— TASK INSTRUCTIONS —
Retype exactly the stretch of lines that begins at the line containing "Give me the" and ends at the last line of the data, with no other lines.

— begin RECORD LIST —

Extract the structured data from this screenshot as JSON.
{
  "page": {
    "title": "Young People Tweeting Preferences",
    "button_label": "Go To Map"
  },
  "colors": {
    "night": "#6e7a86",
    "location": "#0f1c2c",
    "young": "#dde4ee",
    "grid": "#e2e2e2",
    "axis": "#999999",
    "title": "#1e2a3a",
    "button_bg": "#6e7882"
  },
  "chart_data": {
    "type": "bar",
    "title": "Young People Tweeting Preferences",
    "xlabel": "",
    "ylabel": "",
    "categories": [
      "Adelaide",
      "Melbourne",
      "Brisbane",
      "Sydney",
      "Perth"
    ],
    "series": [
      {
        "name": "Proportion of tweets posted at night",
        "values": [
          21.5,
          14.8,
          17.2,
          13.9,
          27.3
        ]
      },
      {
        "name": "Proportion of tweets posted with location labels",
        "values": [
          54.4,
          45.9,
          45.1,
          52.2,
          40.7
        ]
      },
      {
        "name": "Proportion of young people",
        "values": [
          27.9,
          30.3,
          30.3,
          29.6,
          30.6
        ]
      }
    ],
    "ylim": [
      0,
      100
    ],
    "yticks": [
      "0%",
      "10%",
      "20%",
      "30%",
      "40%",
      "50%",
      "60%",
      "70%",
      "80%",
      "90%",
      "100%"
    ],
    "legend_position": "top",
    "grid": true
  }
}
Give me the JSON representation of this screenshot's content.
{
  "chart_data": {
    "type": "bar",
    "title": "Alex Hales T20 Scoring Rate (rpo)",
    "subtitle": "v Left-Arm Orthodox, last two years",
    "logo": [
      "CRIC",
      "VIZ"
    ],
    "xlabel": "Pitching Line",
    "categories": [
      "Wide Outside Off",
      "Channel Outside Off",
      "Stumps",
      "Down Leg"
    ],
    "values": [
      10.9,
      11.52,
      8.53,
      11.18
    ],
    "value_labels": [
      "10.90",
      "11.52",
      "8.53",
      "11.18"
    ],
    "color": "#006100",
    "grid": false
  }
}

— end RECORD LIST —

— SOLUTION TO THE PROBLEM —
Give me the JSON representation of this screenshot's content.
{
  "chart_data": {
    "type": "bar",
    "title": "Alex Hales T20 Scoring Rate (rpo)",
    "subtitle": "v Left-Arm Orthodox, last two years",
    "logo": [
      "CRIC",
      "VIZ"
    ],
    "xlabel": "Pitching Line",
    "categories": [
      "Wide Outside Off",
      "Channel Outside Off",
      "Stumps",
      "Down Leg"
    ],
    "values": [
      10.9,
      11.52,
      8.53,
      11.18
    ],
    "value_labels": [
      "10.90",
      "11.52",
      "8.53",
      "11.18"
    ],
    "color": "#006100",
    "grid": false
  }
}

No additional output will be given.